Set the listing down unchanged, minus every embedded image.

□ □ □

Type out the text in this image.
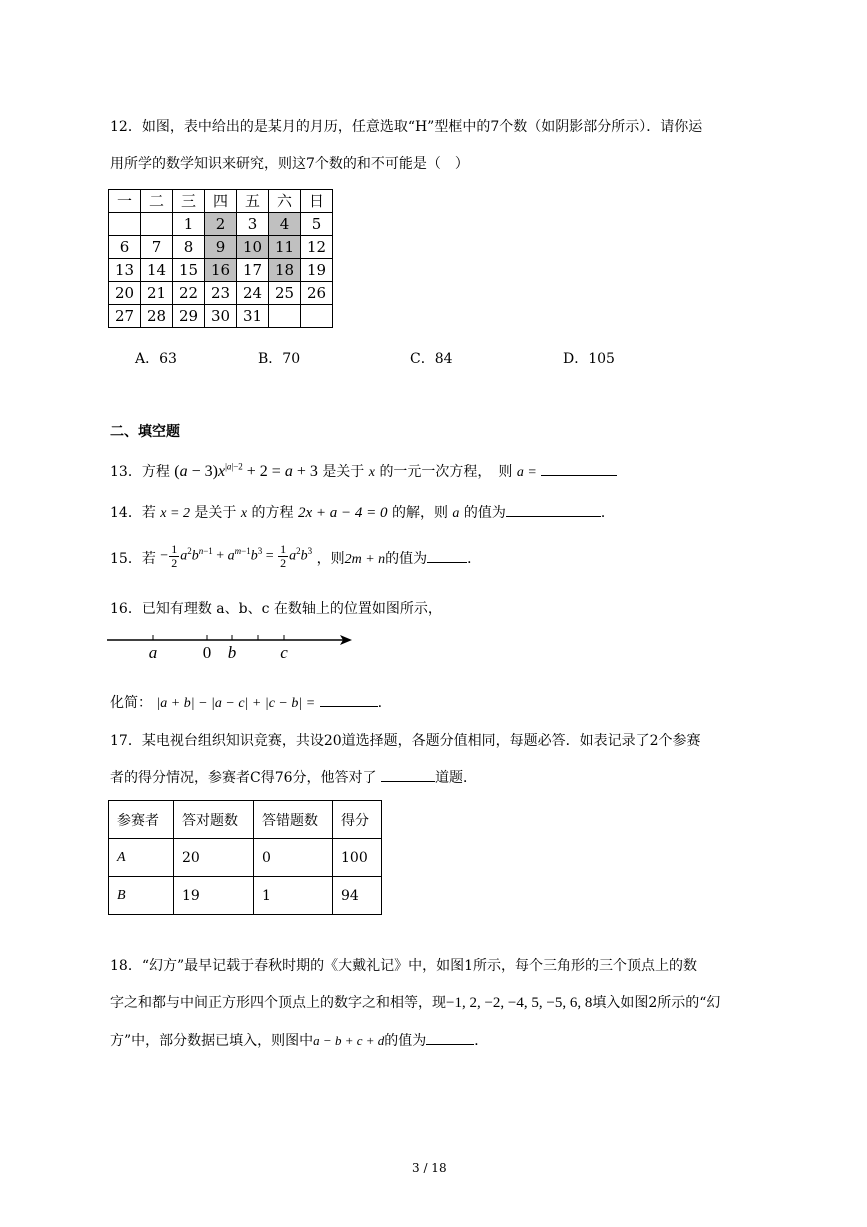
12．如图，表中给出的是某月的月历，任意选取“H”型框中的7个数（如阴影部分所示）．请你运
用所学的数学知识来研究，则这7个数的和不可能是（　）
一	二	三	四	五	六	日
		1	2	3	4	5
6	7	8	9	10	11	12
13	14	15	16	17	18	19
20	21	22	23	24	25	26
27	28	29	30	31		
A．63	B．70	C．84	D．105
二、填空题
13．方程 $(a - 3)x^{|a|-2} + 2 = a + 3$ 是关于 x 的一元一次方程，　则 a =
14．若 x = 2 是关于 x 的方程 2x + a − 4 = 0 的解，则 a 的值为	．
15．若 − $\frac{1}{2} a^2b^{n-1} + a^{m-1}b^3 = \frac{1}{2} a^2b^3$ ，则2m + n的值为	．
16．已知有理数 a、b、c 在数轴上的位置如图所示，
a	0 b	c
化简： |a + b| − |a − c| + |c − b| =	.
17．某电视台组织知识竞赛，共设20道选择题，各题分值相同，每题必答．如表记录了2个参赛
者的得分情况，参赛者C得76分，他答对了	道题．
参赛者	答对题数	答错题数	得分
A	20	0	100
B	19	1	94
18．“幻方”最早记载于春秋时期的《大戴礼记》中，如图1所示，每个三角形的三个顶点上的数
字之和都与中间正方形四个顶点上的数字之和相等，现−1, 2, −2, −4, 5, −5, 6, 8填入如图2所示的“幻
方”中，部分数据已填入，则图中a − b + c + d的值为	．
3 / 18
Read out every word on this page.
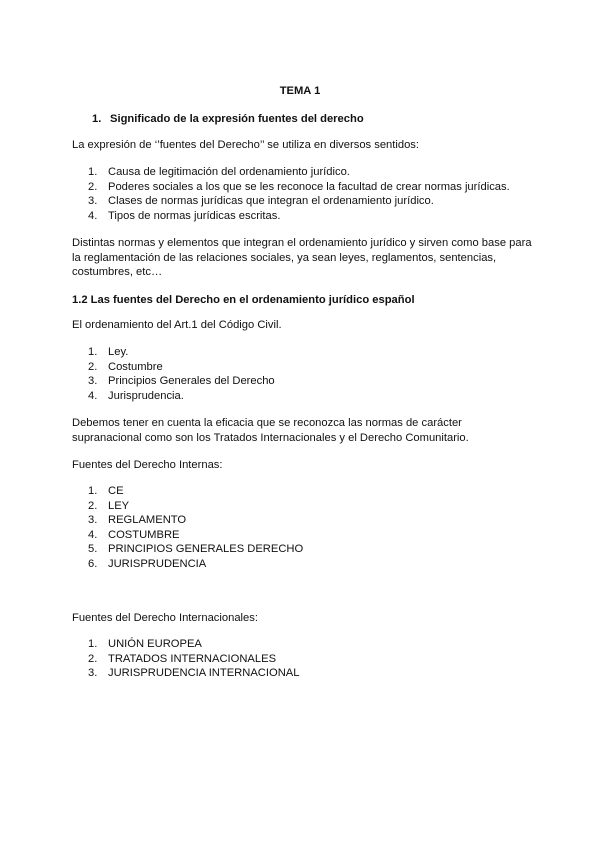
TEMA 1
1. Significado de la expresión fuentes del derecho
La expresión de ‘’fuentes del Derecho’’ se utiliza en diversos sentidos:
1. Causa de legitimación del ordenamiento jurídico.
2. Poderes sociales a los que se les reconoce la facultad de crear normas jurídicas.
3. Clases de normas jurídicas que integran el ordenamiento jurídico.
4. Tipos de normas jurídicas escritas.
Distintas normas y elementos que integran el ordenamiento jurídico y sirven como base para la reglamentación de las relaciones sociales, ya sean leyes, reglamentos, sentencias, costumbres, etc…
1.2 Las fuentes del Derecho en el ordenamiento jurídico español
El ordenamiento del Art.1 del Código Civil.
1. Ley.
2. Costumbre
3. Principios Generales del Derecho
4. Jurisprudencia.
Debemos tener en cuenta la eficacia que se reconozca las normas de carácter supranacional como son los Tratados Internacionales y el Derecho Comunitario.
Fuentes del Derecho Internas:
1. CE
2. LEY
3. REGLAMENTO
4. COSTUMBRE
5. PRINCIPIOS GENERALES DERECHO
6. JURISPRUDENCIA
Fuentes del Derecho Internacionales:
1. UNIÓN EUROPEA
2. TRATADOS INTERNACIONALES
3. JURISPRUDENCIA INTERNACIONAL
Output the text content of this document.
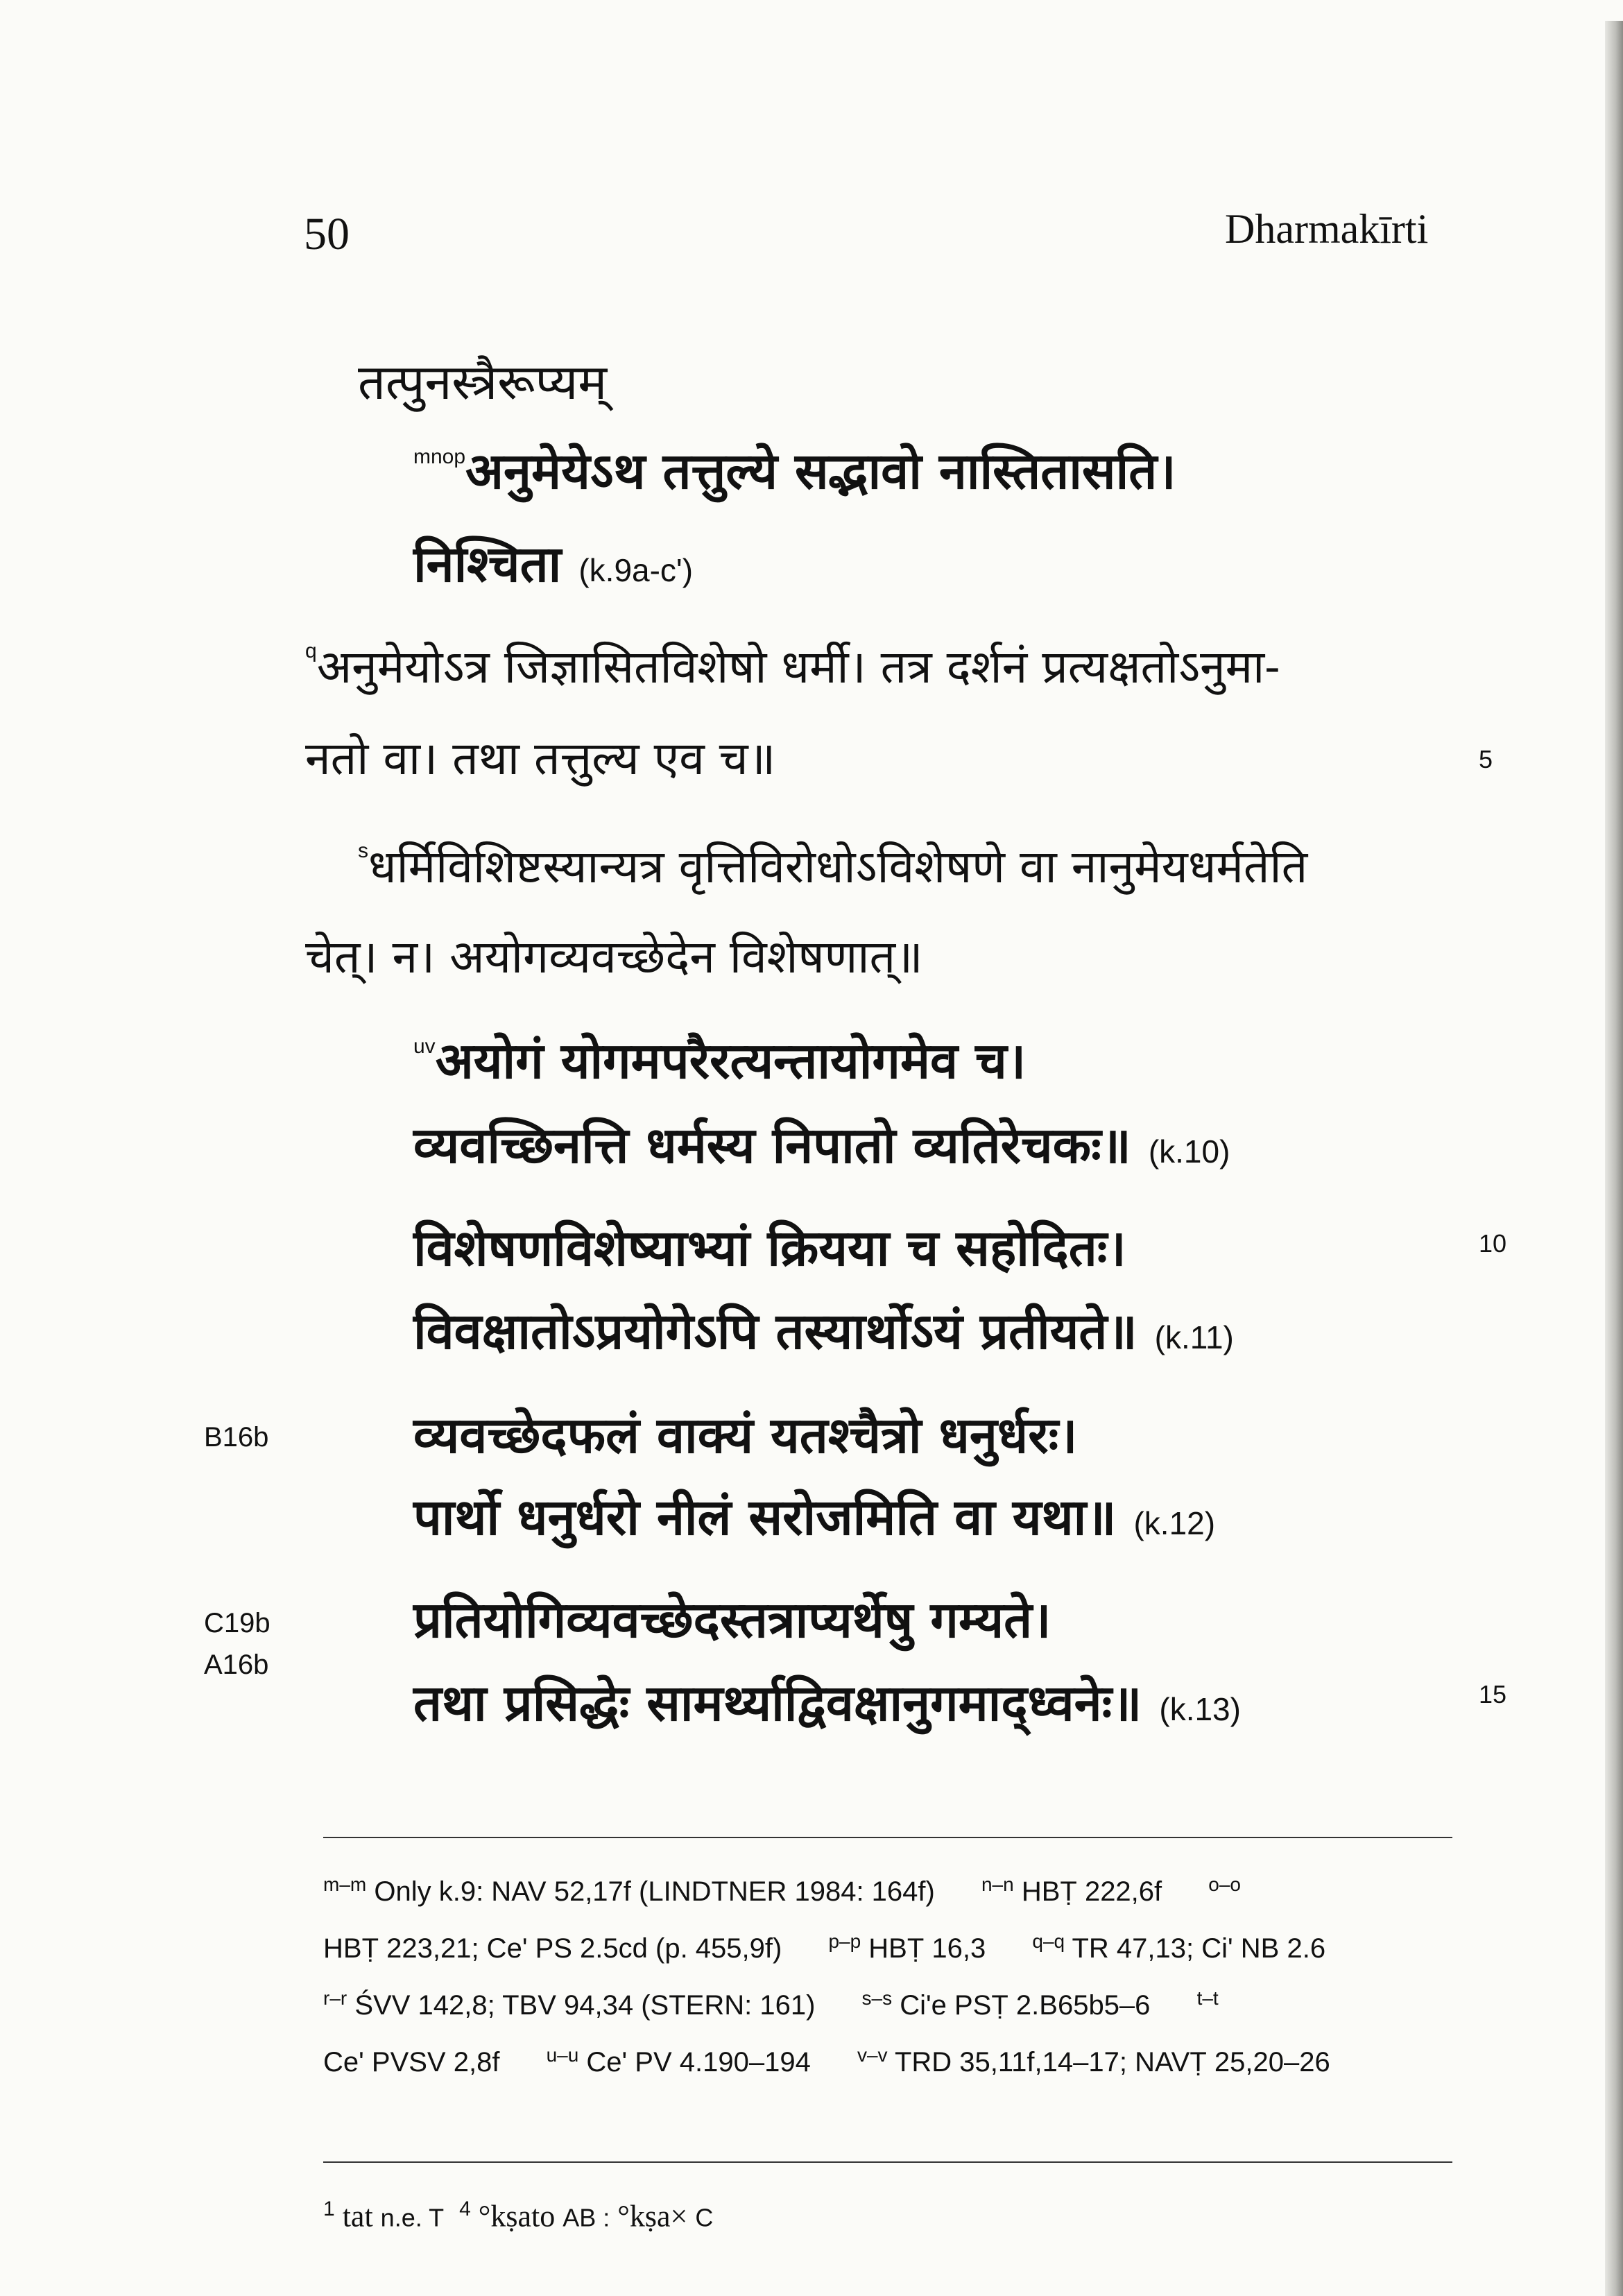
50	Dharmakīrti
तत्पुनस्त्रैरूप्यम्
$^{mnop}$अनुमेयेऽथ तत्तुल्ये सद्भावो नास्तितासति।
निश्चिता (k.9a-c')
$^q$अनुमेयोऽत्र जिज्ञासितविशेषो धर्मी। तत्र दर्शनं प्रत्यक्षतोऽनुमा-
नतो वा। तथा तत्तुल्य एव च॥	5
$^s$धर्मिविशिष्टस्यान्यत्र वृत्तिविरोधोऽविशेषणे वा नानुमेयधर्मतेति
चेत्। न। अयोगव्यवच्छेदेन विशेषणात्॥
$^{uv}$अयोगं योगमपरैरत्यन्तायोगमेव च।
व्यवच्छिनत्ति धर्मस्य निपातो व्यतिरेचकः॥ (k.10)
विशेषणविशेष्याभ्यां क्रियया च सहोदितः।	10
विवक्षातोऽप्रयोगेऽपि तस्यार्थोऽयं प्रतीयते॥ (k.11)
B16b	व्यवच्छेदफलं वाक्यं यतश्चैत्रो धनुर्धरः।
पार्थो धनुर्धरो नीलं सरोजमिति वा यथा॥ (k.12)
C19b
A16b
प्रतियोगिव्यवच्छेदस्तत्राप्यर्थेषु गम्यते।
तथा प्रसिद्धेः सामर्थ्याद्विवक्षानुगमाद्ध्वनेः॥ (k.13)	15
$^{m-m}$ Only k.9: NAV 52,17f (LINDTNER 1984: 164f) $^{n-n}$ HBṬ 222,6f $^{o-o}$
HBṬ 223,21; Ce' PS 2.5cd (p. 455,9f) $^{p-p}$ HBṬ 16,3 $^{q-q}$ TR 47,13; Ci' NB 2.6
$^{r-r}$ ŚVV 142,8; TBV 94,34 (STERN: 161) $^{s-s}$ Ci'e PSṬ 2.B65b5–6 $^{t-t}$
Ce' PVSV 2,8f $^{u-u}$ Ce' PV 4.190–194 $^{v-v}$ TRD 35,11f,14–17; NAVṬ 25,20–26
$^1$ tat n.e. T $^4$ °kṣato AB : °kṣa× C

□ □ □

### Output
Type out the text in this image.
12．如图，表中给出的是某月的月历，任意选取“H”型框中的7个数（如阴影部分所示）．请你运
用所学的数学知识来研究，则这7个数的和不可能是（　）
一	二	三	四	五	六	日
		1	2	3	4	5
6	7	8	9	10	11	12
13	14	15	16	17	18	19
20	21	22	23	24	25	26
27	28	29	30	31		
A．63	B．70	C．84	D．105
二、填空题
13．方程 $(a - 3)x^{|a|-2} + 2 = a + 3$ 是关于 x 的一元一次方程，　则 a =
14．若 x = 2 是关于 x 的方程 2x + a − 4 = 0 的解，则 a 的值为	．
15．若 − $\frac{1}{2} a^2b^{n-1} + a^{m-1}b^3 = \frac{1}{2} a^2b^3$ ，则2m + n的值为	．
16．已知有理数 a、b、c 在数轴上的位置如图所示，
a	0 b	c
化简： |a + b| − |a − c| + |c − b| =	.
17．某电视台组织知识竞赛，共设20道选择题，各题分值相同，每题必答．如表记录了2个参赛
者的得分情况，参赛者C得76分，他答对了	道题．
参赛者	答对题数	答错题数	得分
A	20	0	100
B	19	1	94
18．“幻方”最早记载于春秋时期的《大戴礼记》中，如图1所示，每个三角形的三个顶点上的数
字之和都与中间正方形四个顶点上的数字之和相等，现−1, 2, −2, −4, 5, −5, 6, 8填入如图2所示的“幻
方”中，部分数据已填入，则图中a − b + c + d的值为	．
3 / 18
Read out every word on this page.
TEMA 1
1. Significado de la expresión fuentes del derecho
La expresión de ‘’fuentes del Derecho’’ se utiliza en diversos sentidos:
1. Causa de legitimación del ordenamiento jurídico.
2. Poderes sociales a los que se les reconoce la facultad de crear normas jurídicas.
3. Clases de normas jurídicas que integran el ordenamiento jurídico.
4. Tipos de normas jurídicas escritas.
Distintas normas y elementos que integran el ordenamiento jurídico y sirven como base para la reglamentación de las relaciones sociales, ya sean leyes, reglamentos, sentencias, costumbres, etc…
1.2 Las fuentes del Derecho en el ordenamiento jurídico español
El ordenamiento del Art.1 del Código Civil.
1. Ley.
2. Costumbre
3. Principios Generales del Derecho
4. Jurisprudencia.
Debemos tener en cuenta la eficacia que se reconozca las normas de carácter supranacional como son los Tratados Internacionales y el Derecho Comunitario.
Fuentes del Derecho Internas:
1. CE
2. LEY
3. REGLAMENTO
4. COSTUMBRE
5. PRINCIPIOS GENERALES DERECHO
6. JURISPRUDENCIA
Fuentes del Derecho Internacionales:
1. UNIÓN EUROPEA
2. TRATADOS INTERNACIONALES
3. JURISPRUDENCIA INTERNACIONAL
Output the text content of this document.
50	Dharmakīrti
तत्पुनस्त्रैरूप्यम्
$^{mnop}$अनुमेयेऽथ तत्तुल्ये सद्भावो नास्तितासति।
निश्चिता (k.9a-c')
$^q$अनुमेयोऽत्र जिज्ञासितविशेषो धर्मी। तत्र दर्शनं प्रत्यक्षतोऽनुमा-
नतो वा। तथा तत्तुल्य एव च॥	5
$^s$धर्मिविशिष्टस्यान्यत्र वृत्तिविरोधोऽविशेषणे वा नानुमेयधर्मतेति
चेत्। न। अयोगव्यवच्छेदेन विशेषणात्॥
$^{uv}$अयोगं योगमपरैरत्यन्तायोगमेव च।
व्यवच्छिनत्ति धर्मस्य निपातो व्यतिरेचकः॥ (k.10)
विशेषणविशेष्याभ्यां क्रियया च सहोदितः।	10
विवक्षातोऽप्रयोगेऽपि तस्यार्थोऽयं प्रतीयते॥ (k.11)
B16b	व्यवच्छेदफलं वाक्यं यतश्चैत्रो धनुर्धरः।
पार्थो धनुर्धरो नीलं सरोजमिति वा यथा॥ (k.12)
C19b
A16b
प्रतियोगिव्यवच्छेदस्तत्राप्यर्थेषु गम्यते।
तथा प्रसिद्धेः सामर्थ्याद्विवक्षानुगमाद्ध्वनेः॥ (k.13)	15
$^{m-m}$ Only k.9: NAV 52,17f (LINDTNER 1984: 164f) $^{n-n}$ HBṬ 222,6f $^{o-o}$
HBṬ 223,21; Ce' PS 2.5cd (p. 455,9f) $^{p-p}$ HBṬ 16,3 $^{q-q}$ TR 47,13; Ci' NB 2.6
$^{r-r}$ ŚVV 142,8; TBV 94,34 (STERN: 161) $^{s-s}$ Ci'e PSṬ 2.B65b5–6 $^{t-t}$
Ce' PVSV 2,8f $^{u-u}$ Ce' PV 4.190–194 $^{v-v}$ TRD 35,11f,14–17; NAVṬ 25,20–26
$^1$ tat n.e. T $^4$ °kṣato AB : °kṣa× C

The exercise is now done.